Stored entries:
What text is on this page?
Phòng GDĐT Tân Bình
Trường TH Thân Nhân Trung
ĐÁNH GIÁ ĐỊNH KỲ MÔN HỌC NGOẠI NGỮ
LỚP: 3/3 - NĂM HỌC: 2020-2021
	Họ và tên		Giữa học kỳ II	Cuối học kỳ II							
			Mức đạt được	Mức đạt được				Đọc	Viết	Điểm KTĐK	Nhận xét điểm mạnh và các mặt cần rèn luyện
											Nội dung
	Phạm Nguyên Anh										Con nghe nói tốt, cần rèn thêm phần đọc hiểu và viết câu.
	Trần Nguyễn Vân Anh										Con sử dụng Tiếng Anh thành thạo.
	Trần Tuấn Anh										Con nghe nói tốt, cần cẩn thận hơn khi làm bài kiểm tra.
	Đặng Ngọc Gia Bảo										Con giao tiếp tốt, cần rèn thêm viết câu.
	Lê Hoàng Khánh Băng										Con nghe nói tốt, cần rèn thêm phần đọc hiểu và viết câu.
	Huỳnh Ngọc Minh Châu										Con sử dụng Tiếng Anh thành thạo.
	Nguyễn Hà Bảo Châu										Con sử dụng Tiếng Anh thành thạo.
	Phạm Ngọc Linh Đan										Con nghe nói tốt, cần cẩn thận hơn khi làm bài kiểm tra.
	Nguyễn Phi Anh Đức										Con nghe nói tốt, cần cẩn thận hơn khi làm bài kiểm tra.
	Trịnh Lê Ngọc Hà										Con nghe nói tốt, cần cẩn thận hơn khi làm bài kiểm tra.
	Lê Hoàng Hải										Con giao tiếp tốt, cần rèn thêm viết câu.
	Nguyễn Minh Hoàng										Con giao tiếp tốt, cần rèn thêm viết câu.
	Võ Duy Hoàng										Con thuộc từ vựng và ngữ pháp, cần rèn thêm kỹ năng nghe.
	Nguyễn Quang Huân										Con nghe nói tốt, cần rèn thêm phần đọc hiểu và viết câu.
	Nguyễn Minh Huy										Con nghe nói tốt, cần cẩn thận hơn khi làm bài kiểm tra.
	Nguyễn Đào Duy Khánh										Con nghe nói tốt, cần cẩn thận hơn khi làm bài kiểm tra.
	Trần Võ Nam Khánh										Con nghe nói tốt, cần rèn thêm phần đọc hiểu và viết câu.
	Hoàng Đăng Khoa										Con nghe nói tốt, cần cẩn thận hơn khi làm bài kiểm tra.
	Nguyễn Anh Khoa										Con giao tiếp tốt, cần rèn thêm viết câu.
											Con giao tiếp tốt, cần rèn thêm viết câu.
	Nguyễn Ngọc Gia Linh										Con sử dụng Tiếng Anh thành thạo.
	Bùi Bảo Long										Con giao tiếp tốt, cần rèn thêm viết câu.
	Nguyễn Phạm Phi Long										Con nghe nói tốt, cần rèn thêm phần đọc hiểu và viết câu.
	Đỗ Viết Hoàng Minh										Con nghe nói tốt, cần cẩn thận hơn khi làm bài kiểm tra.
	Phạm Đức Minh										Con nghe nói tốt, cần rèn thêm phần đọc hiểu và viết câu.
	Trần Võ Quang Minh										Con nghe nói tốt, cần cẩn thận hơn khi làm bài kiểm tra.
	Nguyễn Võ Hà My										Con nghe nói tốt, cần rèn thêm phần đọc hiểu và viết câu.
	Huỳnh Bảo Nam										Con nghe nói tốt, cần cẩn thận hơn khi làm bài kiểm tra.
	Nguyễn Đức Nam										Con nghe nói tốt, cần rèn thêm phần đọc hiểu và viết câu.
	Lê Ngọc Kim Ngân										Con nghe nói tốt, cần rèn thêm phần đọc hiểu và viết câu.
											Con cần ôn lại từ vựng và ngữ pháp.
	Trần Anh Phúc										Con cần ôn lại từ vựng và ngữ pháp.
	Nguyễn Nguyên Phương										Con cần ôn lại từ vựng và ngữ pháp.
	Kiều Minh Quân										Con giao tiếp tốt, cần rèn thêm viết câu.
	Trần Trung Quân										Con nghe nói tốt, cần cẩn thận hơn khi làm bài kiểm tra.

:: Problem requirements ::
Extract all of the data shown above without alteration.

:: Finished exercise ::
What text is on this page?
Phòng GDĐT Tân Bình
Trường TH Thân Nhân Trung
ĐÁNH GIÁ ĐỊNH KỲ MÔN HỌC NGOẠI NGỮ
LỚP: 3/3 - NĂM HỌC: 2020-2021
	Họ và tên		Giữa học kỳ II	Cuối học kỳ II							
			Mức đạt được	Mức đạt được				Đọc	Viết	Điểm KTĐK	Nhận xét điểm mạnh và các mặt cần rèn luyện
											Nội dung
	Phạm Nguyên Anh										Con nghe nói tốt, cần rèn thêm phần đọc hiểu và viết câu.
	Trần Nguyễn Vân Anh										Con sử dụng Tiếng Anh thành thạo.
	Trần Tuấn Anh										Con nghe nói tốt, cần cẩn thận hơn khi làm bài kiểm tra.
	Đặng Ngọc Gia Bảo										Con giao tiếp tốt, cần rèn thêm viết câu.
	Lê Hoàng Khánh Băng										Con nghe nói tốt, cần rèn thêm phần đọc hiểu và viết câu.
	Huỳnh Ngọc Minh Châu										Con sử dụng Tiếng Anh thành thạo.
	Nguyễn Hà Bảo Châu										Con sử dụng Tiếng Anh thành thạo.
	Phạm Ngọc Linh Đan										Con nghe nói tốt, cần cẩn thận hơn khi làm bài kiểm tra.
	Nguyễn Phi Anh Đức										Con nghe nói tốt, cần cẩn thận hơn khi làm bài kiểm tra.
	Trịnh Lê Ngọc Hà										Con nghe nói tốt, cần cẩn thận hơn khi làm bài kiểm tra.
	Lê Hoàng Hải										Con giao tiếp tốt, cần rèn thêm viết câu.
	Nguyễn Minh Hoàng										Con giao tiếp tốt, cần rèn thêm viết câu.
	Võ Duy Hoàng										Con thuộc từ vựng và ngữ pháp, cần rèn thêm kỹ năng nghe.
	Nguyễn Quang Huân										Con nghe nói tốt, cần rèn thêm phần đọc hiểu và viết câu.
	Nguyễn Minh Huy										Con nghe nói tốt, cần cẩn thận hơn khi làm bài kiểm tra.
	Nguyễn Đào Duy Khánh										Con nghe nói tốt, cần cẩn thận hơn khi làm bài kiểm tra.
	Trần Võ Nam Khánh										Con nghe nói tốt, cần rèn thêm phần đọc hiểu và viết câu.
	Hoàng Đăng Khoa										Con nghe nói tốt, cần cẩn thận hơn khi làm bài kiểm tra.
	Nguyễn Anh Khoa										Con giao tiếp tốt, cần rèn thêm viết câu.
											Con giao tiếp tốt, cần rèn thêm viết câu.
	Nguyễn Ngọc Gia Linh										Con sử dụng Tiếng Anh thành thạo.
	Bùi Bảo Long										Con giao tiếp tốt, cần rèn thêm viết câu.
	Nguyễn Phạm Phi Long										Con nghe nói tốt, cần rèn thêm phần đọc hiểu và viết câu.
	Đỗ Viết Hoàng Minh										Con nghe nói tốt, cần cẩn thận hơn khi làm bài kiểm tra.
	Phạm Đức Minh										Con nghe nói tốt, cần rèn thêm phần đọc hiểu và viết câu.
	Trần Võ Quang Minh										Con nghe nói tốt, cần cẩn thận hơn khi làm bài kiểm tra.
	Nguyễn Võ Hà My										Con nghe nói tốt, cần rèn thêm phần đọc hiểu và viết câu.
	Huỳnh Bảo Nam										Con nghe nói tốt, cần cẩn thận hơn khi làm bài kiểm tra.
	Nguyễn Đức Nam										Con nghe nói tốt, cần rèn thêm phần đọc hiểu và viết câu.
	Lê Ngọc Kim Ngân										Con nghe nói tốt, cần rèn thêm phần đọc hiểu và viết câu.
											Con cần ôn lại từ vựng và ngữ pháp.
	Trần Anh Phúc										Con cần ôn lại từ vựng và ngữ pháp.
	Nguyễn Nguyên Phương										Con cần ôn lại từ vựng và ngữ pháp.
	Kiều Minh Quân										Con giao tiếp tốt, cần rèn thêm viết câu.
	Trần Trung Quân										Con nghe nói tốt, cần cẩn thận hơn khi làm bài kiểm tra.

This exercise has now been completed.